• **OBJECTIVE**
Can the data below be echoed back word for word?

• **LISTED ENTRIES**
----
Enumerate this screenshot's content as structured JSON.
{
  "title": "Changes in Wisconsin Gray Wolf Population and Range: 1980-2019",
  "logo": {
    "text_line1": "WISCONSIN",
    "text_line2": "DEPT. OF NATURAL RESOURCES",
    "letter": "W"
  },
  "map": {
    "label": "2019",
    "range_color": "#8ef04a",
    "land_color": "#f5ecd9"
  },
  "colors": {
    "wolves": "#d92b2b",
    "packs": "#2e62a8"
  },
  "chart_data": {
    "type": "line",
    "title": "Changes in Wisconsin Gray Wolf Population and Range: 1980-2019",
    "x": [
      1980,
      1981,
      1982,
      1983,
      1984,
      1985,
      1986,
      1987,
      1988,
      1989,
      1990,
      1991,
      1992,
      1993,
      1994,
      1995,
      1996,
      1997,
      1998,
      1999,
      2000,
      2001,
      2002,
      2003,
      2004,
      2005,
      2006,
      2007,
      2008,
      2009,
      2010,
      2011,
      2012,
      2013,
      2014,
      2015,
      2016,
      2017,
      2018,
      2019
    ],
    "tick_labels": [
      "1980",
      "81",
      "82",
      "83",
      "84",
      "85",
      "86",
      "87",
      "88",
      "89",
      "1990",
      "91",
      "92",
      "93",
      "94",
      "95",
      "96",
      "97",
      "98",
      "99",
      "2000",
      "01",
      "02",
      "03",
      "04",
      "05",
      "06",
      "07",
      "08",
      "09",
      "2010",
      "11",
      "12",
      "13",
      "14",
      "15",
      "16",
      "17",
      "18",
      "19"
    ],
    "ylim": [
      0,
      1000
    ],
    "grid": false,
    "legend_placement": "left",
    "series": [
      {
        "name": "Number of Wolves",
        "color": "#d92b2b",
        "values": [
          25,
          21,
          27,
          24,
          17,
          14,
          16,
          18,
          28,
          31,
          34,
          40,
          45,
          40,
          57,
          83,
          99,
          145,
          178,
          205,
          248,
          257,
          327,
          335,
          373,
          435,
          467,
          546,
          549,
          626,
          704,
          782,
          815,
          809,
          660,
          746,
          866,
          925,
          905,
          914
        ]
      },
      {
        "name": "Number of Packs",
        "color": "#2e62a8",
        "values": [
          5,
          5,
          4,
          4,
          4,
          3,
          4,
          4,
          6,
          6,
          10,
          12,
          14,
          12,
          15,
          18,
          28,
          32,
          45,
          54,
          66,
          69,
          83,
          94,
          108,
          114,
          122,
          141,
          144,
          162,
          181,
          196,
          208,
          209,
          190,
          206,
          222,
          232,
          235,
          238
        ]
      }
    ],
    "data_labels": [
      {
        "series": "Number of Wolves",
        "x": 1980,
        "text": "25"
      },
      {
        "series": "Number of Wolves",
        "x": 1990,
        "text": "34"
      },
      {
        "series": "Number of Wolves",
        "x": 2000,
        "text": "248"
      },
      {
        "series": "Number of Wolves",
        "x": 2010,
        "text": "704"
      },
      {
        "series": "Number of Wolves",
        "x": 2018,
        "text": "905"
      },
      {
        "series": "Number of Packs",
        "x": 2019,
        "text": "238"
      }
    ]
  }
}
----
• **RESULT**
Enumerate this screenshot's content as structured JSON.
{
  "title": "Changes in Wisconsin Gray Wolf Population and Range: 1980-2019",
  "logo": {
    "text_line1": "WISCONSIN",
    "text_line2": "DEPT. OF NATURAL RESOURCES",
    "letter": "W"
  },
  "map": {
    "label": "2019",
    "range_color": "#8ef04a",
    "land_color": "#f5ecd9"
  },
  "colors": {
    "wolves": "#d92b2b",
    "packs": "#2e62a8"
  },
  "chart_data": {
    "type": "line",
    "title": "Changes in Wisconsin Gray Wolf Population and Range: 1980-2019",
    "x": [
      1980,
      1981,
      1982,
      1983,
      1984,
      1985,
      1986,
      1987,
      1988,
      1989,
      1990,
      1991,
      1992,
      1993,
      1994,
      1995,
      1996,
      1997,
      1998,
      1999,
      2000,
      2001,
      2002,
      2003,
      2004,
      2005,
      2006,
      2007,
      2008,
      2009,
      2010,
      2011,
      2012,
      2013,
      2014,
      2015,
      2016,
      2017,
      2018,
      2019
    ],
    "tick_labels": [
      "1980",
      "81",
      "82",
      "83",
      "84",
      "85",
      "86",
      "87",
      "88",
      "89",
      "1990",
      "91",
      "92",
      "93",
      "94",
      "95",
      "96",
      "97",
      "98",
      "99",
      "2000",
      "01",
      "02",
      "03",
      "04",
      "05",
      "06",
      "07",
      "08",
      "09",
      "2010",
      "11",
      "12",
      "13",
      "14",
      "15",
      "16",
      "17",
      "18",
      "19"
    ],
    "ylim": [
      0,
      1000
    ],
    "grid": false,
    "legend_placement": "left",
    "series": [
      {
        "name": "Number of Wolves",
        "color": "#d92b2b",
        "values": [
          25,
          21,
          27,
          24,
          17,
          14,
          16,
          18,
          28,
          31,
          34,
          40,
          45,
          40,
          57,
          83,
          99,
          145,
          178,
          205,
          248,
          257,
          327,
          335,
          373,
          435,
          467,
          546,
          549,
          626,
          704,
          782,
          815,
          809,
          660,
          746,
          866,
          925,
          905,
          914
        ]
      },
      {
        "name": "Number of Packs",
        "color": "#2e62a8",
        "values": [
          5,
          5,
          4,
          4,
          4,
          3,
          4,
          4,
          6,
          6,
          10,
          12,
          14,
          12,
          15,
          18,
          28,
          32,
          45,
          54,
          66,
          69,
          83,
          94,
          108,
          114,
          122,
          141,
          144,
          162,
          181,
          196,
          208,
          209,
          190,
          206,
          222,
          232,
          235,
          238
        ]
      }
    ],
    "data_labels": [
      {
        "series": "Number of Wolves",
        "x": 1980,
        "text": "25"
      },
      {
        "series": "Number of Wolves",
        "x": 1990,
        "text": "34"
      },
      {
        "series": "Number of Wolves",
        "x": 2000,
        "text": "248"
      },
      {
        "series": "Number of Wolves",
        "x": 2010,
        "text": "704"
      },
      {
        "series": "Number of Wolves",
        "x": 2018,
        "text": "905"
      },
      {
        "series": "Number of Packs",
        "x": 2019,
        "text": "238"
      }
    ]
  }
}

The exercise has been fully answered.